Using the data beneath, show every line that includes the word "Devices".
——————
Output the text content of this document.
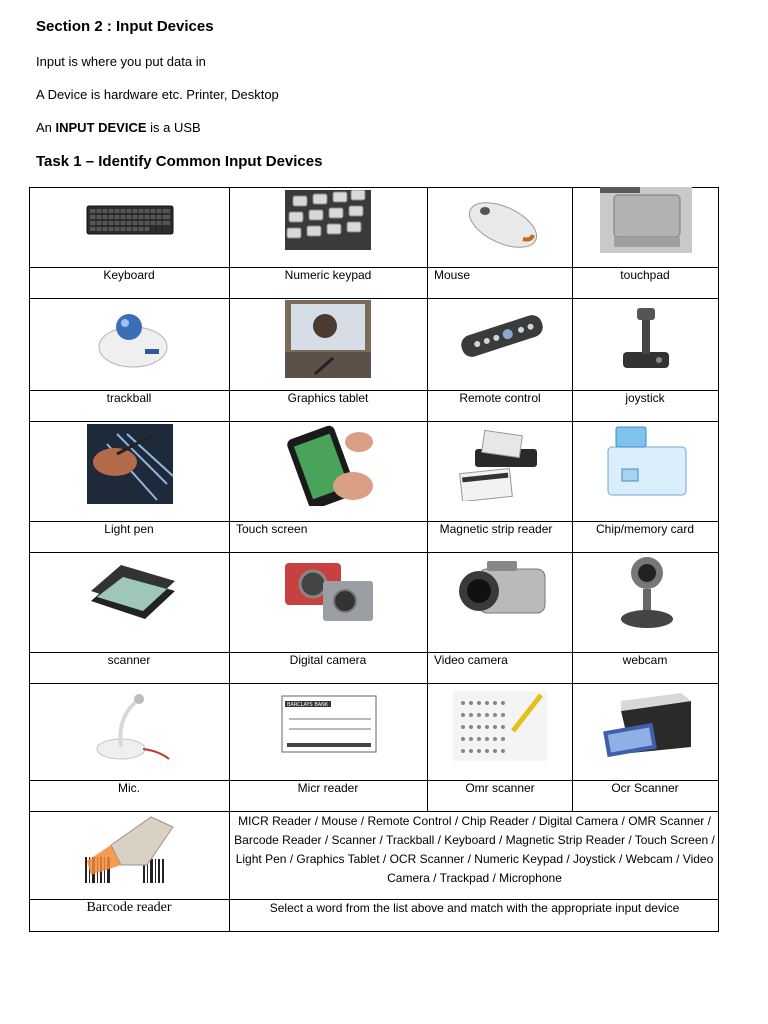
Section 2 : Input Devices
Input is where you put data in
A Device is hardware etc. Printer, Desktop
An INPUT DEVICE is a USB
Task 1 – Identify Common Input Devices
BARCLAYS BANK
Keyboard	Numeric keypad	Mouse	touchpad
trackball	Graphics tablet	Remote control	joystick
Light pen	Touch screen	Magnetic strip reader	Chip/memory card
scanner	Digital camera	Video camera	webcam
Mic.	Micr reader	Omr scanner	Ocr Scanner
MICR Reader / Mouse / Remote Control / Chip Reader / Digital Camera / OMR Scanner / Barcode Reader / Scanner / Trackball / Keyboard / Magnetic Strip Reader / Touch Screen / Light Pen / Graphics Tablet / OCR Scanner / Numeric Keypad / Joystick / Webcam / Video Camera / Trackpad / Microphone
Barcode reader	Select a word from the list above and match with the appropriate input device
——————
• [Written response]
Section 2 : Input Devices
Task 1 – Identify Common Input Devices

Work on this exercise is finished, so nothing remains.